• WRITTEN INSTRUCTION: Provide only the number of lines in the records below that include "name".

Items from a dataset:
▬▬▬

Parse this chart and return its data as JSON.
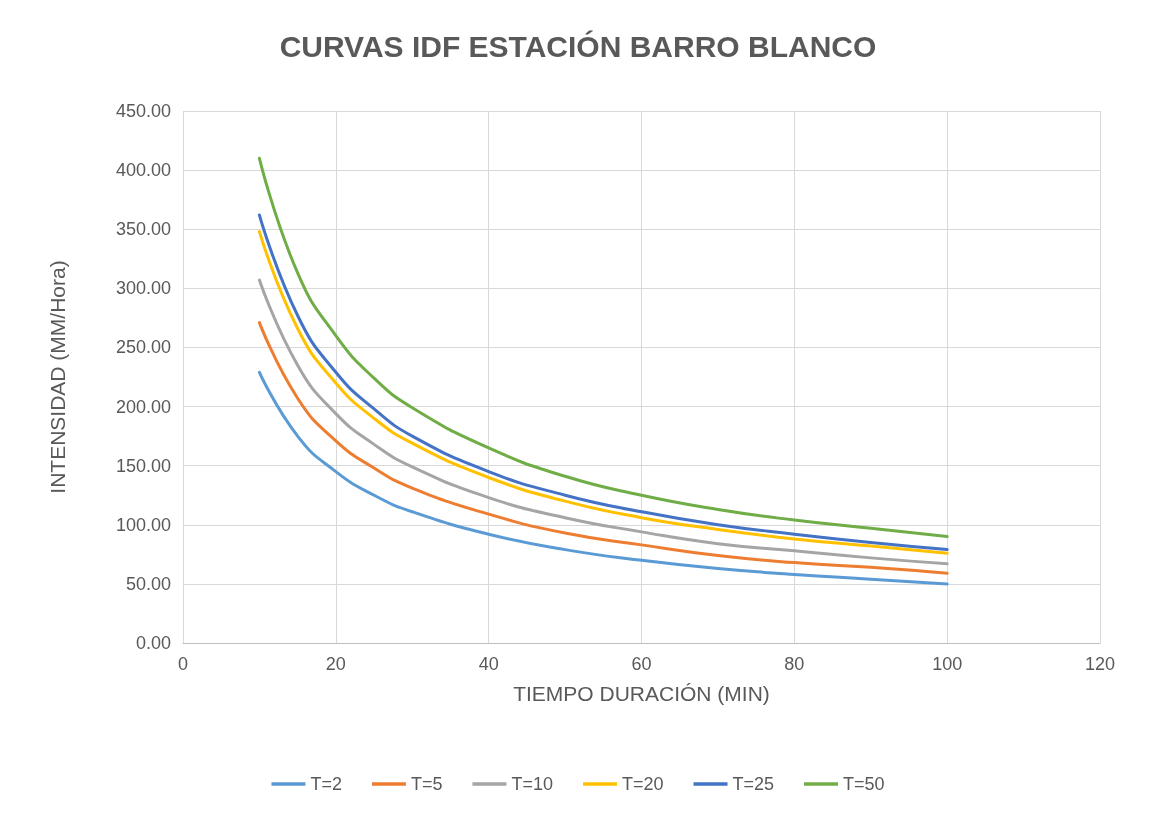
{
  "chart_data": {
    "type": "line",
    "title": "CURVAS IDF ESTACIÓN BARRO BLANCO",
    "xlabel": "TIEMPO DURACIÓN (MIN)",
    "ylabel": "INTENSIDAD (MM/Hora)",
    "x": [
      10,
      15,
      20,
      25,
      30,
      40,
      50,
      60,
      70,
      80,
      90,
      100
    ],
    "series": [
      {
        "name": "T=2",
        "color": "#5b9bd5",
        "values": [
          229,
          175,
          145,
          125,
          111,
          92,
          79,
          70,
          63,
          58,
          54,
          50
        ]
      },
      {
        "name": "T=5",
        "color": "#ed7d31",
        "values": [
          271,
          207,
          171,
          148,
          131,
          109,
          93,
          83,
          74,
          68,
          64,
          59
        ]
      },
      {
        "name": "T=10",
        "color": "#a5a5a5",
        "values": [
          307,
          235,
          194,
          168,
          149,
          123,
          106,
          94,
          84,
          78,
          72,
          67
        ]
      },
      {
        "name": "T=20",
        "color": "#ffc000",
        "values": [
          348,
          266,
          220,
          190,
          169,
          140,
          120,
          106,
          96,
          88,
          82,
          76
        ]
      },
      {
        "name": "T=25",
        "color": "#4472c4",
        "values": [
          362,
          277,
          229,
          198,
          175,
          145,
          125,
          111,
          100,
          92,
          85,
          79
        ]
      },
      {
        "name": "T=50",
        "color": "#70ad47",
        "values": [
          410,
          313,
          260,
          224,
          199,
          165,
          141,
          125,
          113,
          104,
          97,
          90
        ]
      }
    ],
    "xlim": [
      0,
      120
    ],
    "xticks": [
      0,
      20,
      40,
      60,
      80,
      100,
      120
    ],
    "ylim": [
      0,
      450
    ],
    "yticks": [
      {
        "value": 0,
        "label": "0.00"
      },
      {
        "value": 50,
        "label": "50.00"
      },
      {
        "value": 100,
        "label": "100.00"
      },
      {
        "value": 150,
        "label": "150.00"
      },
      {
        "value": 200,
        "label": "200.00"
      },
      {
        "value": 250,
        "label": "250.00"
      },
      {
        "value": 300,
        "label": "300.00"
      },
      {
        "value": 350,
        "label": "350.00"
      },
      {
        "value": 400,
        "label": "400.00"
      },
      {
        "value": 450,
        "label": "450.00"
      }
    ],
    "grid": true,
    "legend": "bottom",
    "marker": "none",
    "line_style": "solid"
  }
}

▬▬▬

• WRITTEN ANSWER: 6